Document passage -
⟨
These extremes characterise the human attitude towards animals in almost all cultures and religions through the ages, and the present collection of essays, recounting as the subtitle declares, our changing perspectives on other life-forms, is an excellent collection. It cannot be too strongly recommended for study by those in any way concerned with what have in recent times become lively and often ruthless and lethal campaigns for and against the various forms of our treatment of animals and our concept of their requirements, more often than not by pure and falsely anthropomorphic values.
⟩
Records supplied -
⟨
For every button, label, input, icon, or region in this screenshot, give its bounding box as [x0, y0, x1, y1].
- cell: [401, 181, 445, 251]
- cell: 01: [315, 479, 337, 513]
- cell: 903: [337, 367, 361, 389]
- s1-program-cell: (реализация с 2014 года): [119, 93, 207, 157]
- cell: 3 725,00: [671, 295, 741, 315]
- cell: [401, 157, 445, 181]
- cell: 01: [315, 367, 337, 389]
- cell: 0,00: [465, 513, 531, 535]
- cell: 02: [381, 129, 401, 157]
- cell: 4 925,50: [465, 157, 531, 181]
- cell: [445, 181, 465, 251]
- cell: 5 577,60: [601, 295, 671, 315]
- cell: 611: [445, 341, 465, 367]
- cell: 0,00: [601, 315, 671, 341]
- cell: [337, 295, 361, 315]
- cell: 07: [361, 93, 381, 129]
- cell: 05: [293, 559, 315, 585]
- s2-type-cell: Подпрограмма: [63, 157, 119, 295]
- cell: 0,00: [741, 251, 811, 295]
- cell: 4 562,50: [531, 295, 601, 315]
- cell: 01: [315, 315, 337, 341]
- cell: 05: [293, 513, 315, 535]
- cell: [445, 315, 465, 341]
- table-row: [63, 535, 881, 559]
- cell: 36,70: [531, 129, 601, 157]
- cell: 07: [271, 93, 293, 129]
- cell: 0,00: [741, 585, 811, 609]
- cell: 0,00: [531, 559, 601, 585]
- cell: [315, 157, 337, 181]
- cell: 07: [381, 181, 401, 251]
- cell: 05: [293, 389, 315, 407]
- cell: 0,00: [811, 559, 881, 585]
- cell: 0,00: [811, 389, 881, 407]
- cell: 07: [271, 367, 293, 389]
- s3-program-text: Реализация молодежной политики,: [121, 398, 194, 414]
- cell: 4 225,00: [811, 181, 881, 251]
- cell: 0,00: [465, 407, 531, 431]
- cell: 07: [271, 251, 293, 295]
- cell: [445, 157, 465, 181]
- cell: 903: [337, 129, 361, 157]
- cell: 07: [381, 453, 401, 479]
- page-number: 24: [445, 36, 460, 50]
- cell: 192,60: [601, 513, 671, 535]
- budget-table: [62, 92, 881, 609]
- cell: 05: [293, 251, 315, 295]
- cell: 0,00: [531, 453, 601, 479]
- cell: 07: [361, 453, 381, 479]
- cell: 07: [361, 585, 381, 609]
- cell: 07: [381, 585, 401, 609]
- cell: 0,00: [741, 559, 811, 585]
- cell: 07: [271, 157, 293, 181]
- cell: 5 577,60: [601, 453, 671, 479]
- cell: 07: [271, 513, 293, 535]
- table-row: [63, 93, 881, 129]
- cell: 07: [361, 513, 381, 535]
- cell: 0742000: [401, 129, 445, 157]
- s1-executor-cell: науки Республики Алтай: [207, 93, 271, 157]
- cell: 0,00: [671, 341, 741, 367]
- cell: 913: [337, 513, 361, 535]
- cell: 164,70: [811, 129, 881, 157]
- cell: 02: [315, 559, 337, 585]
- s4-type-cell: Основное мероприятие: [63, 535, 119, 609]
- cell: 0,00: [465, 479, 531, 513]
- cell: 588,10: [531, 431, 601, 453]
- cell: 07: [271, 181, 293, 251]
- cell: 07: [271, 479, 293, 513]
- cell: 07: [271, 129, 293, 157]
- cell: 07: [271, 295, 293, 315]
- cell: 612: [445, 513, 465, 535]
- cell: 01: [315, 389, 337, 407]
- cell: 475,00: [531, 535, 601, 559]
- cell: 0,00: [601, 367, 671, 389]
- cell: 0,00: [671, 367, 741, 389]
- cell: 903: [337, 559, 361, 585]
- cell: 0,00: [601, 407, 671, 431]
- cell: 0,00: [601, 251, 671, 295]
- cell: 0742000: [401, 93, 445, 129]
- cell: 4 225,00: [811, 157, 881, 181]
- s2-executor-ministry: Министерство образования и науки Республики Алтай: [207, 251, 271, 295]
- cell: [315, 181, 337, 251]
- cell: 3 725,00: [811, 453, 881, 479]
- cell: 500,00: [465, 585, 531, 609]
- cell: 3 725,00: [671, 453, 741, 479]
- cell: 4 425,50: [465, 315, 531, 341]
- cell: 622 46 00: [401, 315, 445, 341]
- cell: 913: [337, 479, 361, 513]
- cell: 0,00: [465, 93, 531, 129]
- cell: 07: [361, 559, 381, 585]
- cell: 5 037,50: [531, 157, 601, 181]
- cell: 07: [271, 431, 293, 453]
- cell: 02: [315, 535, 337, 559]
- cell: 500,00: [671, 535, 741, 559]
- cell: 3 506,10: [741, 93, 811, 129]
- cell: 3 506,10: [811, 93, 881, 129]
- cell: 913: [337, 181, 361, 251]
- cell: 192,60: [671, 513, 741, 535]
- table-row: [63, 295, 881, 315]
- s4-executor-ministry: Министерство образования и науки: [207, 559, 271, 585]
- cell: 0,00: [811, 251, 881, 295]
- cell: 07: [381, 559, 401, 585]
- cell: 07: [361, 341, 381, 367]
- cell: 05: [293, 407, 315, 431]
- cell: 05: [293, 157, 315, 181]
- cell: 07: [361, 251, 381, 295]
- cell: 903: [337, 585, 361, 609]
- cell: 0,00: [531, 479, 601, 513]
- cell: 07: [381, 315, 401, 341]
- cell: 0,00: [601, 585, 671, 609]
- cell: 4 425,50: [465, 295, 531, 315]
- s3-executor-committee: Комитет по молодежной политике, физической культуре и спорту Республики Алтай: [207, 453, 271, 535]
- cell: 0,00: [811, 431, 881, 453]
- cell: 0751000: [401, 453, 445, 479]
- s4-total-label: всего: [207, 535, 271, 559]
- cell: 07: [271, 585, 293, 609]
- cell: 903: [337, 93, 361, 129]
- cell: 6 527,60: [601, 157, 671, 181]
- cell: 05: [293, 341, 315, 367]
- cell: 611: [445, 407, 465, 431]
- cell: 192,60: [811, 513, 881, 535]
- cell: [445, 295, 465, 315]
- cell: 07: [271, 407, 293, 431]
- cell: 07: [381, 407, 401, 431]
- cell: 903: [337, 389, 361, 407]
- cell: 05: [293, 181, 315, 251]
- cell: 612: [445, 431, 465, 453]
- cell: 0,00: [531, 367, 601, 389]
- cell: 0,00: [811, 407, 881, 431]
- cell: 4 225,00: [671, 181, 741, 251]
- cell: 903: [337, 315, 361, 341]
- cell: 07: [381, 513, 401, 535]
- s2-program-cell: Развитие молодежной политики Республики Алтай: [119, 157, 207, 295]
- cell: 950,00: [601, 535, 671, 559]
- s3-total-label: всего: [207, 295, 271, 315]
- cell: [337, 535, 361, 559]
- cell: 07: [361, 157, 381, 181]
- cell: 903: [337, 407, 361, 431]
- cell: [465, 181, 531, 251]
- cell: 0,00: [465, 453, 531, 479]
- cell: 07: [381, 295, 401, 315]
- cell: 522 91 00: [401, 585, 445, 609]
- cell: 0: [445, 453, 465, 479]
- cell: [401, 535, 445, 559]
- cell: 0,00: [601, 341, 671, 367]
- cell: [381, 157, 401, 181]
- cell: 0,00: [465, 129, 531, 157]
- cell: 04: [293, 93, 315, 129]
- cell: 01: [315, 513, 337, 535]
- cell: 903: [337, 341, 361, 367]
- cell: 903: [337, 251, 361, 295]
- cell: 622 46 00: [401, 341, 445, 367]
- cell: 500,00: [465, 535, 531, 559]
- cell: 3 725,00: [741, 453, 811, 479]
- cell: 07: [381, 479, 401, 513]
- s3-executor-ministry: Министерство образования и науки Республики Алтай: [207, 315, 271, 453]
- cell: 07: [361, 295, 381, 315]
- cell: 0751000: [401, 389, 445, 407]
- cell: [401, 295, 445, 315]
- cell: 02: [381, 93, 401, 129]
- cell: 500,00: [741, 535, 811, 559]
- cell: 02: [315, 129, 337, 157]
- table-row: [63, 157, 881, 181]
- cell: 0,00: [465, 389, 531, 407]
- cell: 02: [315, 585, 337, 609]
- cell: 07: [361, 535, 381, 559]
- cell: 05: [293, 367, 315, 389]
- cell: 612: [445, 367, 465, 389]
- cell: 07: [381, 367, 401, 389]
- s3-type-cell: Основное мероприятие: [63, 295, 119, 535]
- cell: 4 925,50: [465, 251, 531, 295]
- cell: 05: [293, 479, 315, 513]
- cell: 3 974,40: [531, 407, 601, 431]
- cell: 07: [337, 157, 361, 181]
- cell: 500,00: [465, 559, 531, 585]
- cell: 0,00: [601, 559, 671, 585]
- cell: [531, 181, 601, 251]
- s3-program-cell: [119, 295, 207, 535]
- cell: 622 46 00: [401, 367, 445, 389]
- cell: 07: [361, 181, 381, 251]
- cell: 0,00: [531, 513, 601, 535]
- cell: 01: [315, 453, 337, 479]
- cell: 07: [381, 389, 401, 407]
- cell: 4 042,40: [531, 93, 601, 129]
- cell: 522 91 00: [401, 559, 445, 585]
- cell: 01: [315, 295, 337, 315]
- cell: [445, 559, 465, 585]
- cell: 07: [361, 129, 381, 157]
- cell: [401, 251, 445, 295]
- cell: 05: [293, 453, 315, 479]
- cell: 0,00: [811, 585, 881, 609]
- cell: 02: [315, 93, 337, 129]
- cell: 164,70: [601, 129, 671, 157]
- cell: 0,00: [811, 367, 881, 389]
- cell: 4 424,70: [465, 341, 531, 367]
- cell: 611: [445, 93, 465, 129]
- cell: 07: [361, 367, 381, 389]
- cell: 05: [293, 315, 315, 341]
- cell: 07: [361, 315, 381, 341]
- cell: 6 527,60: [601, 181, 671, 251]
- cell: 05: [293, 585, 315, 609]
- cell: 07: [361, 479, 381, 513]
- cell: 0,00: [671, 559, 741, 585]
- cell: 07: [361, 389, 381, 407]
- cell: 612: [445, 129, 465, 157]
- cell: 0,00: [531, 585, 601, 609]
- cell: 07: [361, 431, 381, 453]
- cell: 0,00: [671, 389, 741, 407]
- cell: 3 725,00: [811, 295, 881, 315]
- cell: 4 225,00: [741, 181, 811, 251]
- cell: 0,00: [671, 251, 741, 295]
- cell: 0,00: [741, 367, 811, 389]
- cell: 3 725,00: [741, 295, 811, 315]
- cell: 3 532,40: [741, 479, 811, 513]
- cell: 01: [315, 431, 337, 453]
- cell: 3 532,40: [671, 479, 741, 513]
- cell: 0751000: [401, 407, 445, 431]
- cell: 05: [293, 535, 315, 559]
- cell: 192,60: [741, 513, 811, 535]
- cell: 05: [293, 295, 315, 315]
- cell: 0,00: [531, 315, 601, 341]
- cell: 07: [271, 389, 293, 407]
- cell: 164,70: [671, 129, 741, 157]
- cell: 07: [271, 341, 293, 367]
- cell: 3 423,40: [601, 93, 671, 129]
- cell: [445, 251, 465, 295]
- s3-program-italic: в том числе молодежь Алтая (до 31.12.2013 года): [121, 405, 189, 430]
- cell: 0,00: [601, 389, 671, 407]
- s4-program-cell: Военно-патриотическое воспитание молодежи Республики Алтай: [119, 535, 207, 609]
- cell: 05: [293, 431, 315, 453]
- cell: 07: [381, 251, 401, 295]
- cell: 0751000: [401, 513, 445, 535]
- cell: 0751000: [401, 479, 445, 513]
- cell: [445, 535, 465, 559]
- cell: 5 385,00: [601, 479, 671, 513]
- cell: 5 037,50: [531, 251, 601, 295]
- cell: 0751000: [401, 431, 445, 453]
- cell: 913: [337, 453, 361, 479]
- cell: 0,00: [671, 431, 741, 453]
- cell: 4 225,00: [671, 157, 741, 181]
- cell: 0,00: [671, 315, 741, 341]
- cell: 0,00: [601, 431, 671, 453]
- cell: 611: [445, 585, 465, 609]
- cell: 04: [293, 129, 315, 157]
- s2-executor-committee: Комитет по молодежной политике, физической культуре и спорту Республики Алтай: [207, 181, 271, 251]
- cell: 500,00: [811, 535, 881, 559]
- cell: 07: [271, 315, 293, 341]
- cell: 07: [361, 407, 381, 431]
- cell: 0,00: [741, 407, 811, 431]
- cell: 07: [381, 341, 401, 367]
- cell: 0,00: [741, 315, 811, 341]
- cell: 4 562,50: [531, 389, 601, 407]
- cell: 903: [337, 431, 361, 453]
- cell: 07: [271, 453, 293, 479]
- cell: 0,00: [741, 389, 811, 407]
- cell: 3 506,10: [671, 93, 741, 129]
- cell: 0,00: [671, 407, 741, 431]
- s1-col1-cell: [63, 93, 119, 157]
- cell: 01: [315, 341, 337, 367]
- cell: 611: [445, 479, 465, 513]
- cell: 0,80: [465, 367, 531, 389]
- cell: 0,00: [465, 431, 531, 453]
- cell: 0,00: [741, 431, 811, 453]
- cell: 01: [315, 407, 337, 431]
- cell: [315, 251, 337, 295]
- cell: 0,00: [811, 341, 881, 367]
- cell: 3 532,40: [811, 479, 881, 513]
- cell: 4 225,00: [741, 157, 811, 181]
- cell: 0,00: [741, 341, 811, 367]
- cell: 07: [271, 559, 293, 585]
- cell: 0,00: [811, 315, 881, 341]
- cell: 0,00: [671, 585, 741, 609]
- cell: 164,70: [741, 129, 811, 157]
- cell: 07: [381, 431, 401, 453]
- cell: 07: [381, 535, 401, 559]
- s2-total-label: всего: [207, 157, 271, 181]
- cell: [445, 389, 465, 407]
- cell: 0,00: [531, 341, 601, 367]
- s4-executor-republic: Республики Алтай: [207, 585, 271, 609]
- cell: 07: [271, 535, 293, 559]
⟩
Your task -
Answer these questions from the review passage:
1. What does the subtitle of the essay collection say the essays recount?
2. Where, according to the passage, do these extremes characterize the human attitude toward animals?
3. For whom is the collection recommended for study?

Exercise response -
1. Our changing perspectives on other life-forms.
2. In almost all cultures and religions through the ages.
3. Those in any way concerned with the campaigns for and against the various forms of our treatment of animals and our concept of their requirements.